Find every line in the records below that contains the word "przemysłowego", and copy each such line.

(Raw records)
+===+

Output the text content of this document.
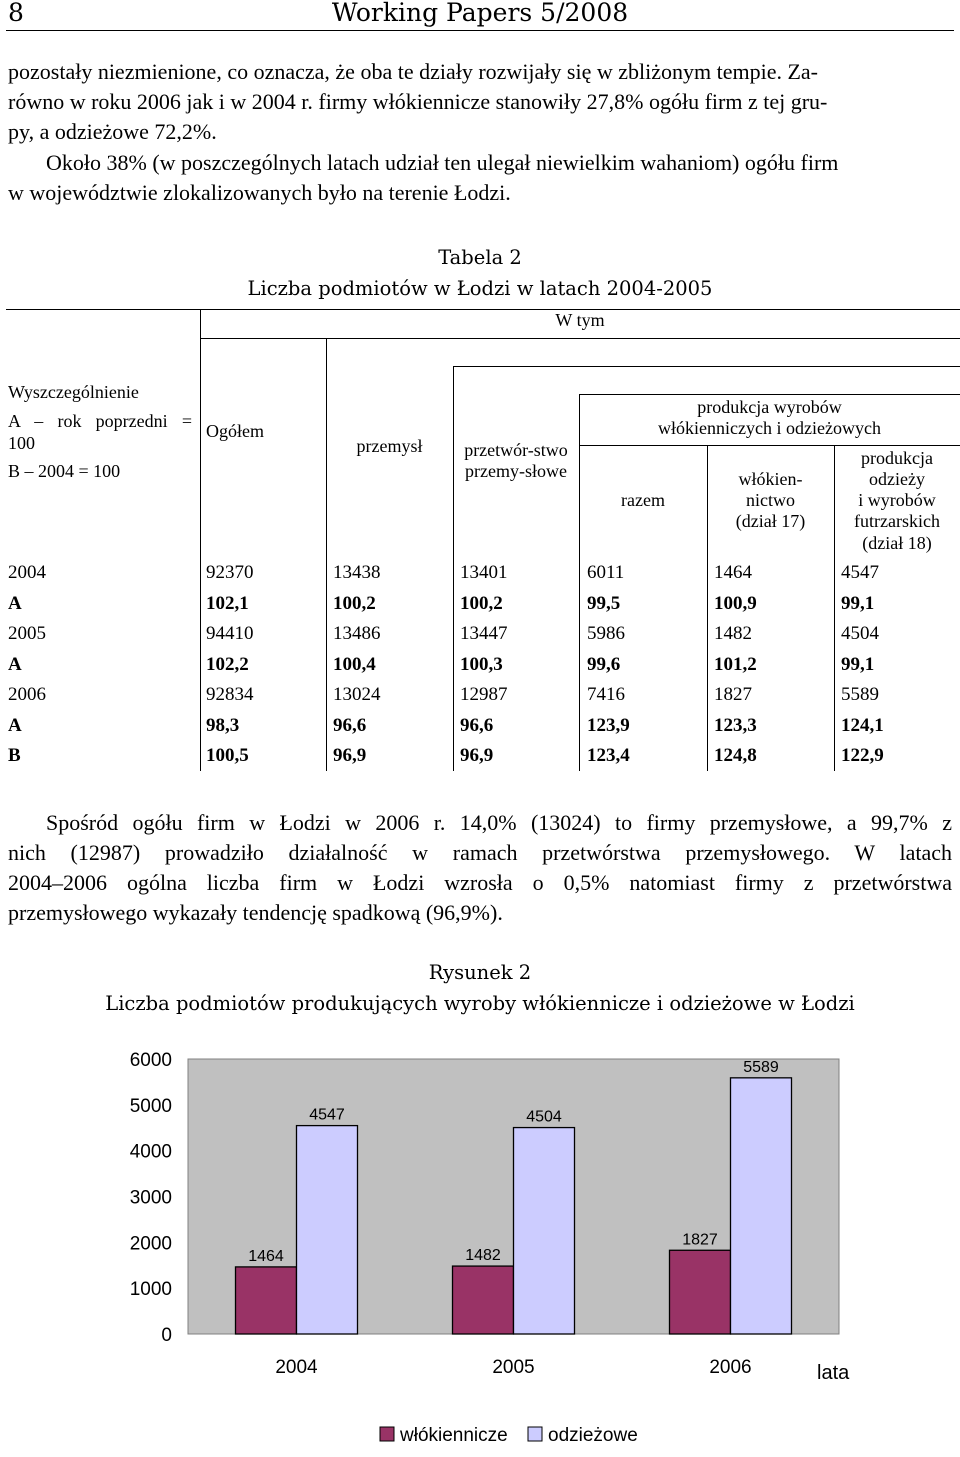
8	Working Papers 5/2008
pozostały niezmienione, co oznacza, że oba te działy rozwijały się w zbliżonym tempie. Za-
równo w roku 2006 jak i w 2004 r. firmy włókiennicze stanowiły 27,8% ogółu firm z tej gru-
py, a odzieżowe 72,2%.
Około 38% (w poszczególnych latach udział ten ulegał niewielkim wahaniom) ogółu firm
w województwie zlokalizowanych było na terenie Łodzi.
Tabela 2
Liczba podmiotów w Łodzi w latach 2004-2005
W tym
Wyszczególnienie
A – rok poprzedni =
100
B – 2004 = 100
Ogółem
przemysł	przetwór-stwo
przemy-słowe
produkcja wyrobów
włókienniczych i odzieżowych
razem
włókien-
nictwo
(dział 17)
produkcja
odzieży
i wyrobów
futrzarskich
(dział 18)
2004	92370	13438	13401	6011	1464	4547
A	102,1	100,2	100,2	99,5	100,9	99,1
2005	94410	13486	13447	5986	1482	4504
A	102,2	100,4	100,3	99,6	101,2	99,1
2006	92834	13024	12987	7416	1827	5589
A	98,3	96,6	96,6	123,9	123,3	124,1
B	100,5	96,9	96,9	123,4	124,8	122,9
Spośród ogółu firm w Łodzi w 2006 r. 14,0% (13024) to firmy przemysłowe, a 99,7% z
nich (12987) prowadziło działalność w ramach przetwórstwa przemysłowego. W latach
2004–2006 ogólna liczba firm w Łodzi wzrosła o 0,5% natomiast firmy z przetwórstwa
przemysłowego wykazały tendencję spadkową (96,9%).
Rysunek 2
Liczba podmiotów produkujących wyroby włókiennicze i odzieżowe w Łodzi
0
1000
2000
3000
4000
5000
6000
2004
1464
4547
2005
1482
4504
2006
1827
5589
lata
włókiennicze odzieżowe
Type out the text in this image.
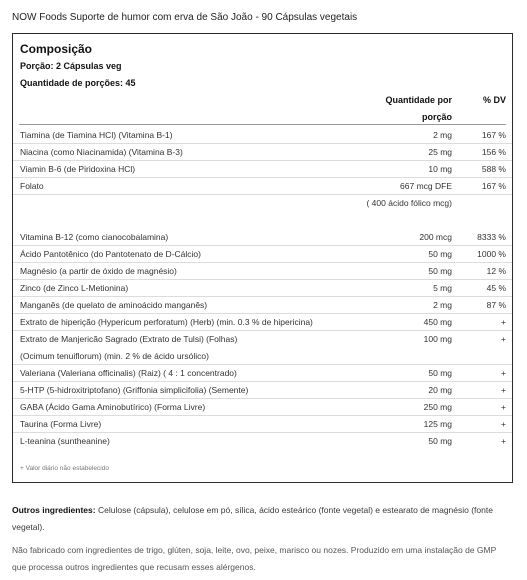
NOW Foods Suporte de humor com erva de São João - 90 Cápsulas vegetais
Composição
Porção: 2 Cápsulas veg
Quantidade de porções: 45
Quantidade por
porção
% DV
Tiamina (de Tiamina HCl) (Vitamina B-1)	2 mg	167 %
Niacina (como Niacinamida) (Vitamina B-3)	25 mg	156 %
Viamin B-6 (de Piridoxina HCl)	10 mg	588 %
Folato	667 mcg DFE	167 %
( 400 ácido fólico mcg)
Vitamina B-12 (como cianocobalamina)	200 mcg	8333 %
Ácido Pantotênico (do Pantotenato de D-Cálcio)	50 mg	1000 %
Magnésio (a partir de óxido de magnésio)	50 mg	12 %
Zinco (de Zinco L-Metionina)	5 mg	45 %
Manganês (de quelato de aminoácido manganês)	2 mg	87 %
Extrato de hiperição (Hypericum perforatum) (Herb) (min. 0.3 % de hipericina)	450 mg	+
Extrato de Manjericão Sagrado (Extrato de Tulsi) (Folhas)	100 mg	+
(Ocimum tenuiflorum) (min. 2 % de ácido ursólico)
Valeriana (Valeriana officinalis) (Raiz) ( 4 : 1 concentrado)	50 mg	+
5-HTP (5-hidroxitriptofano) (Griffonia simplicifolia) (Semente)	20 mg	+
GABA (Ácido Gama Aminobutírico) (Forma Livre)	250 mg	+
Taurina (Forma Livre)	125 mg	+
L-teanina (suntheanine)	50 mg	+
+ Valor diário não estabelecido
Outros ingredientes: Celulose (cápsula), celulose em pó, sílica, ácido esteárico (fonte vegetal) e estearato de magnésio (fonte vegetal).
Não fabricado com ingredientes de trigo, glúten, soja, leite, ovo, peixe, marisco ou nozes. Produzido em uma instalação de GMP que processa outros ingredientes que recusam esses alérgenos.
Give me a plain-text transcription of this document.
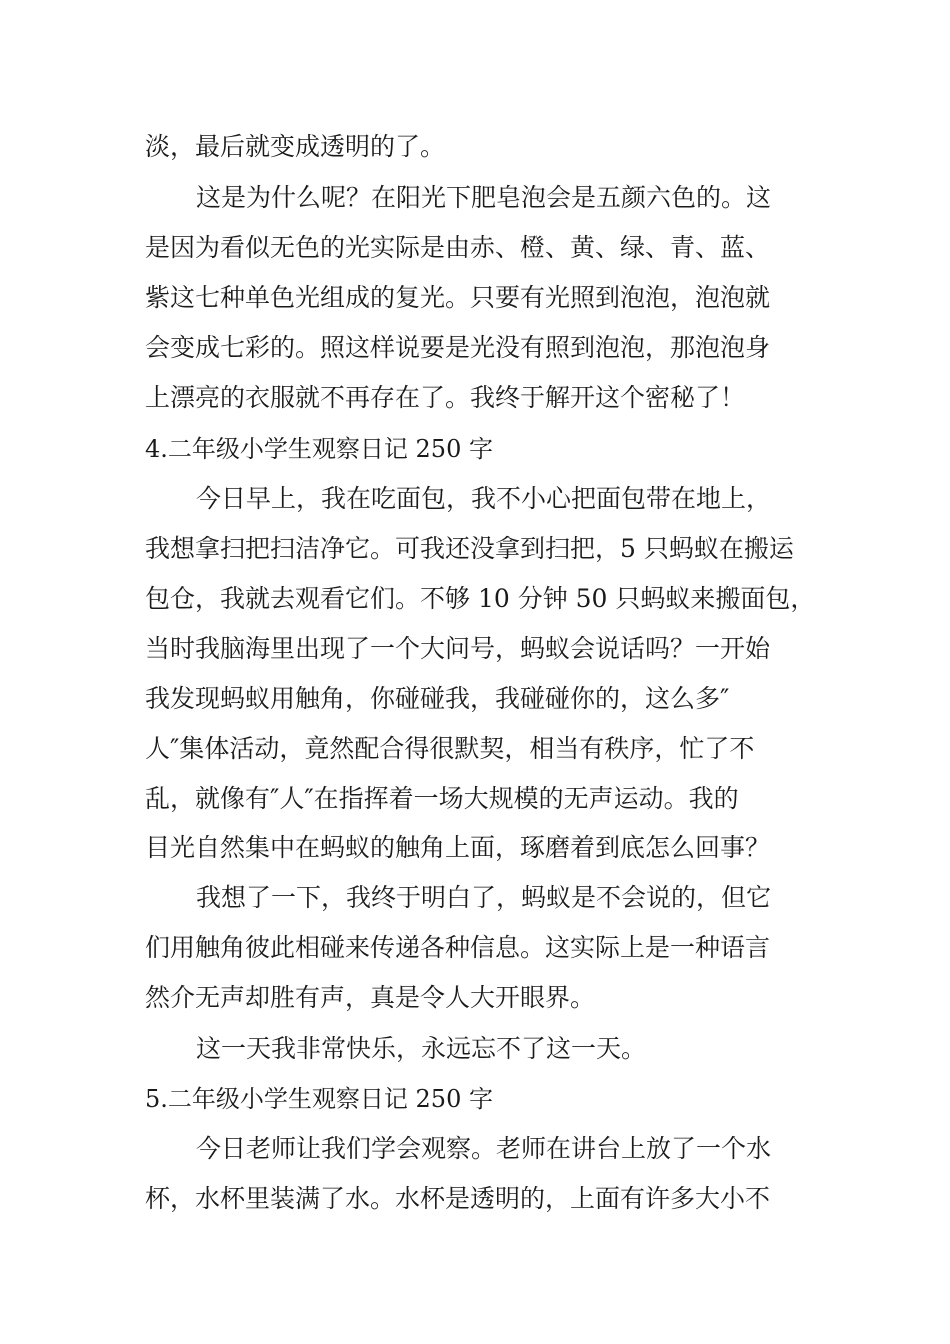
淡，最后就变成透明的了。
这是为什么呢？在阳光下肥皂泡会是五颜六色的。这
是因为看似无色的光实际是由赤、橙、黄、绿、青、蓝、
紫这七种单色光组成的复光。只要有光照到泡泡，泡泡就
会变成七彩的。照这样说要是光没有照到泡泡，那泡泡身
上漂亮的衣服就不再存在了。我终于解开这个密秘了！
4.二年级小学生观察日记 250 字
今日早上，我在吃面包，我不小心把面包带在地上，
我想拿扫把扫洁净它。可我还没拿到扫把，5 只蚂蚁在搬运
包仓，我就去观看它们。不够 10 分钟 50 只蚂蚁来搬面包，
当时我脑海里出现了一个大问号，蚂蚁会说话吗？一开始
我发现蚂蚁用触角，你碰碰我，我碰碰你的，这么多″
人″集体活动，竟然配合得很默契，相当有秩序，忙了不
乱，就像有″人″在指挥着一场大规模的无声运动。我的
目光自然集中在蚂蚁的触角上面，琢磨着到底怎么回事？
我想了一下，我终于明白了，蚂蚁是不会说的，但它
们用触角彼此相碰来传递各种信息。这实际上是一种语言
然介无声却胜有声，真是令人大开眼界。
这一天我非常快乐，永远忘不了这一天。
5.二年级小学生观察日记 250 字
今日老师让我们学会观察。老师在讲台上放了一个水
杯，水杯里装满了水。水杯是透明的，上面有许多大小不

+===+

## RESULT FOR THIS TASK:
nich (12987) prowadziło działalność w ramach przetwórstwa przemysłowego. W latach
przemysłowego wykazały tendencję spadkową (96,9%).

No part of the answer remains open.